# Stored items from a collection

⁂

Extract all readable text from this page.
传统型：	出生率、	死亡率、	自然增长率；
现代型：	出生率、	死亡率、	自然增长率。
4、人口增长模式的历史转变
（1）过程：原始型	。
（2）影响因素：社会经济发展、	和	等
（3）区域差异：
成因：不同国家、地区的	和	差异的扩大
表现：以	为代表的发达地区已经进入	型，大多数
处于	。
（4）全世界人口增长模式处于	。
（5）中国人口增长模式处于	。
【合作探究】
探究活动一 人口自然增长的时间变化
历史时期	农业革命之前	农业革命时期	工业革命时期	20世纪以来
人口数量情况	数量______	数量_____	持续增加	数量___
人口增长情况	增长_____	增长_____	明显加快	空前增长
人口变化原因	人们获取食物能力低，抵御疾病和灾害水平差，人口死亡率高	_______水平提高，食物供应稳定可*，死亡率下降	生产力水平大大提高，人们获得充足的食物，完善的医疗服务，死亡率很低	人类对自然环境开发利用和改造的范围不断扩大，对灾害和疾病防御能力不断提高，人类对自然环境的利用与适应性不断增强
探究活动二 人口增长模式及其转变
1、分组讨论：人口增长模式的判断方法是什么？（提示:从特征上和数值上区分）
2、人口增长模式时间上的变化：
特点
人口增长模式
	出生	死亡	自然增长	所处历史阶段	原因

⁂

# Your instructions
Please repeat the listing above in full and exactly.

# Finished answer
Extract all readable text from this page.
传统型：	出生率、	死亡率、	自然增长率；
现代型：	出生率、	死亡率、	自然增长率。
4、人口增长模式的历史转变
（1）过程：原始型	。
（2）影响因素：社会经济发展、	和	等
（3）区域差异：
成因：不同国家、地区的	和	差异的扩大
表现：以	为代表的发达地区已经进入	型，大多数
处于	。
（4）全世界人口增长模式处于	。
（5）中国人口增长模式处于	。
【合作探究】
探究活动一 人口自然增长的时间变化
历史时期	农业革命之前	农业革命时期	工业革命时期	20世纪以来
人口数量情况	数量______	数量_____	持续增加	数量___
人口增长情况	增长_____	增长_____	明显加快	空前增长
人口变化原因	人们获取食物能力低，抵御疾病和灾害水平差，人口死亡率高	_______水平提高，食物供应稳定可*，死亡率下降	生产力水平大大提高，人们获得充足的食物，完善的医疗服务，死亡率很低	人类对自然环境开发利用和改造的范围不断扩大，对灾害和疾病防御能力不断提高，人类对自然环境的利用与适应性不断增强
探究活动二 人口增长模式及其转变
1、分组讨论：人口增长模式的判断方法是什么？（提示:从特征上和数值上区分）
2、人口增长模式时间上的变化：
特点
人口增长模式
	出生	死亡	自然增长	所处历史阶段	原因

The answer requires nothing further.